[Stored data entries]
* * * * * * * * *

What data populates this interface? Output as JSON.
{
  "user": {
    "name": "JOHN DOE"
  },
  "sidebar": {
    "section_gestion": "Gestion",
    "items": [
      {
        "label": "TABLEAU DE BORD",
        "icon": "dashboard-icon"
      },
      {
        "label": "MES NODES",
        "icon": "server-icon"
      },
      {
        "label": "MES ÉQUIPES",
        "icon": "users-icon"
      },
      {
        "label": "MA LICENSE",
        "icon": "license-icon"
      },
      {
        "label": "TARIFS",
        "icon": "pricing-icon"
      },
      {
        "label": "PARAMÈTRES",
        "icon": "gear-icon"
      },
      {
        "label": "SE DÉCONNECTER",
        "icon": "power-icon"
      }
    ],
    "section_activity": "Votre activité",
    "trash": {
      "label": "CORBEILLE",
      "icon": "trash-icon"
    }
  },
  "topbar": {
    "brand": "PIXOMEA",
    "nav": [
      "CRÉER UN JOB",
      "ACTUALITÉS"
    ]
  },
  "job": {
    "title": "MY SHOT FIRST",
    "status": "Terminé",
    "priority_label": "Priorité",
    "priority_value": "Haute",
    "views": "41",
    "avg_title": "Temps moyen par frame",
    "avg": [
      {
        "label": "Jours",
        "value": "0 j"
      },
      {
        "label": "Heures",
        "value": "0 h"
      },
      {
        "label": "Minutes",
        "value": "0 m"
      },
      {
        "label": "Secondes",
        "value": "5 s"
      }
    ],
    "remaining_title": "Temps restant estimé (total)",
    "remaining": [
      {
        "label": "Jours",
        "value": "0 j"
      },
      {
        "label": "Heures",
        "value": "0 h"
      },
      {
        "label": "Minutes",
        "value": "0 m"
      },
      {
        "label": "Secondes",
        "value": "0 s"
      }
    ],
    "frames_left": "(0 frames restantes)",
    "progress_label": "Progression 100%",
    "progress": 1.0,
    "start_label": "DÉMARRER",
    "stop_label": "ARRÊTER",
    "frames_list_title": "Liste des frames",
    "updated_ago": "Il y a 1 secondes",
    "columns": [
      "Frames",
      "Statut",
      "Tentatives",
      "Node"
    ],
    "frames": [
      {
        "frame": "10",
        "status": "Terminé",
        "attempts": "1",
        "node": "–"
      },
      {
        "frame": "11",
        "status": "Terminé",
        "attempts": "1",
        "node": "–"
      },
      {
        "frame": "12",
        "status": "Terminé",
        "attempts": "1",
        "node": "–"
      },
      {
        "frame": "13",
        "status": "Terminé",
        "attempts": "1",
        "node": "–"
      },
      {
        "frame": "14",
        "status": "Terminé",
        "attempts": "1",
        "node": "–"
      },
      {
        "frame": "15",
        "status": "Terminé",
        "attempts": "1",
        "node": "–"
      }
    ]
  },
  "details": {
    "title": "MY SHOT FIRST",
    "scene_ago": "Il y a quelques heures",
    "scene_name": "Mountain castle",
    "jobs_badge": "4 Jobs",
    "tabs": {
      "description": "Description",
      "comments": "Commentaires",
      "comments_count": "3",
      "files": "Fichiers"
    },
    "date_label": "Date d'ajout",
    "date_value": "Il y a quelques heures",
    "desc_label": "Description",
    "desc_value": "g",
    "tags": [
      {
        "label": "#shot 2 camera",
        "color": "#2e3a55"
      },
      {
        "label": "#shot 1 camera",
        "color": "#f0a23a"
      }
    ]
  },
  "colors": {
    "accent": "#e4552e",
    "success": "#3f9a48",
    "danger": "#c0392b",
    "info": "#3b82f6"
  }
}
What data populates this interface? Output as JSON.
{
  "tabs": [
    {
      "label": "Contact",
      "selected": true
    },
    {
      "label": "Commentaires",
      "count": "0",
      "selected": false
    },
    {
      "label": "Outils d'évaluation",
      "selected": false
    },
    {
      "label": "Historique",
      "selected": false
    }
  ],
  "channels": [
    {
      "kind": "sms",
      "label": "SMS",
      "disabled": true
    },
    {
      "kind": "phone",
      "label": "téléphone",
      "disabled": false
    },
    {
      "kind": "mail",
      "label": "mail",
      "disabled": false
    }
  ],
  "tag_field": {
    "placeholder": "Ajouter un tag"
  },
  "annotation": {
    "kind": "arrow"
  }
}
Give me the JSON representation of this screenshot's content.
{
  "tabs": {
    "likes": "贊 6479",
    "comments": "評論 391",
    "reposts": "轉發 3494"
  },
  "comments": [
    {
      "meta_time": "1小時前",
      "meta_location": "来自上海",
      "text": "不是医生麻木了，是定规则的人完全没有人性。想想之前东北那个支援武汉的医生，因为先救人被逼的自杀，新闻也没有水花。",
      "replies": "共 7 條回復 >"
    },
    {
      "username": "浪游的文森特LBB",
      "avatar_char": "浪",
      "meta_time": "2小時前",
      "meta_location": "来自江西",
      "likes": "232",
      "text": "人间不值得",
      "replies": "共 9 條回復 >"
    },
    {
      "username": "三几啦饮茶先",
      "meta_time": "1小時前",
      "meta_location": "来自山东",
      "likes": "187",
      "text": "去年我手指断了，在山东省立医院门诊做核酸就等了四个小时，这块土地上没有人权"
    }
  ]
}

* * * * * * * * *

> The task: Return each line of the data exactly as written above.

> Output below:
What data populates this interface? Output as JSON.
{
  "user": {
    "name": "JOHN DOE"
  },
  "sidebar": {
    "section_gestion": "Gestion",
    "items": [
      {
        "label": "TABLEAU DE BORD",
        "icon": "dashboard-icon"
      },
      {
        "label": "MES NODES",
        "icon": "server-icon"
      },
      {
        "label": "MES ÉQUIPES",
        "icon": "users-icon"
      },
      {
        "label": "MA LICENSE",
        "icon": "license-icon"
      },
      {
        "label": "TARIFS",
        "icon": "pricing-icon"
      },
      {
        "label": "PARAMÈTRES",
        "icon": "gear-icon"
      },
      {
        "label": "SE DÉCONNECTER",
        "icon": "power-icon"
      }
    ],
    "section_activity": "Votre activité",
    "trash": {
      "label": "CORBEILLE",
      "icon": "trash-icon"
    }
  },
  "topbar": {
    "brand": "PIXOMEA",
    "nav": [
      "CRÉER UN JOB",
      "ACTUALITÉS"
    ]
  },
  "job": {
    "title": "MY SHOT FIRST",
    "status": "Terminé",
    "priority_label": "Priorité",
    "priority_value": "Haute",
    "views": "41",
    "avg_title": "Temps moyen par frame",
    "avg": [
      {
        "label": "Jours",
        "value": "0 j"
      },
      {
        "label": "Heures",
        "value": "0 h"
      },
      {
        "label": "Minutes",
        "value": "0 m"
      },
      {
        "label": "Secondes",
        "value": "5 s"
      }
    ],
    "remaining_title": "Temps restant estimé (total)",
    "remaining": [
      {
        "label": "Jours",
        "value": "0 j"
      },
      {
        "label": "Heures",
        "value": "0 h"
      },
      {
        "label": "Minutes",
        "value": "0 m"
      },
      {
        "label": "Secondes",
        "value": "0 s"
      }
    ],
    "frames_left": "(0 frames restantes)",
    "progress_label": "Progression 100%",
    "progress": 1.0,
    "start_label": "DÉMARRER",
    "stop_label": "ARRÊTER",
    "frames_list_title": "Liste des frames",
    "updated_ago": "Il y a 1 secondes",
    "columns": [
      "Frames",
      "Statut",
      "Tentatives",
      "Node"
    ],
    "frames": [
      {
        "frame": "10",
        "status": "Terminé",
        "attempts": "1",
        "node": "–"
      },
      {
        "frame": "11",
        "status": "Terminé",
        "attempts": "1",
        "node": "–"
      },
      {
        "frame": "12",
        "status": "Terminé",
        "attempts": "1",
        "node": "–"
      },
      {
        "frame": "13",
        "status": "Terminé",
        "attempts": "1",
        "node": "–"
      },
      {
        "frame": "14",
        "status": "Terminé",
        "attempts": "1",
        "node": "–"
      },
      {
        "frame": "15",
        "status": "Terminé",
        "attempts": "1",
        "node": "–"
      }
    ]
  },
  "details": {
    "title": "MY SHOT FIRST",
    "scene_ago": "Il y a quelques heures",
    "scene_name": "Mountain castle",
    "jobs_badge": "4 Jobs",
    "tabs": {
      "description": "Description",
      "comments": "Commentaires",
      "comments_count": "3",
      "files": "Fichiers"
    },
    "date_label": "Date d'ajout",
    "date_value": "Il y a quelques heures",
    "desc_label": "Description",
    "desc_value": "g",
    "tags": [
      {
        "label": "#shot 2 camera",
        "color": "#2e3a55"
      },
      {
        "label": "#shot 1 camera",
        "color": "#f0a23a"
      }
    ]
  },
  "colors": {
    "accent": "#e4552e",
    "success": "#3f9a48",
    "danger": "#c0392b",
    "info": "#3b82f6"
  }
}
What data populates this interface? Output as JSON.
{
  "tabs": [
    {
      "label": "Contact",
      "selected": true
    },
    {
      "label": "Commentaires",
      "count": "0",
      "selected": false
    },
    {
      "label": "Outils d'évaluation",
      "selected": false
    },
    {
      "label": "Historique",
      "selected": false
    }
  ],
  "channels": [
    {
      "kind": "sms",
      "label": "SMS",
      "disabled": true
    },
    {
      "kind": "phone",
      "label": "téléphone",
      "disabled": false
    },
    {
      "kind": "mail",
      "label": "mail",
      "disabled": false
    }
  ],
  "tag_field": {
    "placeholder": "Ajouter un tag"
  },
  "annotation": {
    "kind": "arrow"
  }
}
Give me the JSON representation of this screenshot's content.
{
  "tabs": {
    "likes": "贊 6479",
    "comments": "評論 391",
    "reposts": "轉發 3494"
  },
  "comments": [
    {
      "meta_time": "1小時前",
      "meta_location": "来自上海",
      "text": "不是医生麻木了，是定规则的人完全没有人性。想想之前东北那个支援武汉的医生，因为先救人被逼的自杀，新闻也没有水花。",
      "replies": "共 7 條回復 >"
    },
    {
      "username": "浪游的文森特LBB",
      "avatar_char": "浪",
      "meta_time": "2小時前",
      "meta_location": "来自江西",
      "likes": "232",
      "text": "人间不值得",
      "replies": "共 9 條回復 >"
    },
    {
      "username": "三几啦饮茶先",
      "meta_time": "1小時前",
      "meta_location": "来自山东",
      "likes": "187",
      "text": "去年我手指断了，在山东省立医院门诊做核酸就等了四个小时，这块土地上没有人权"
    }
  ]
}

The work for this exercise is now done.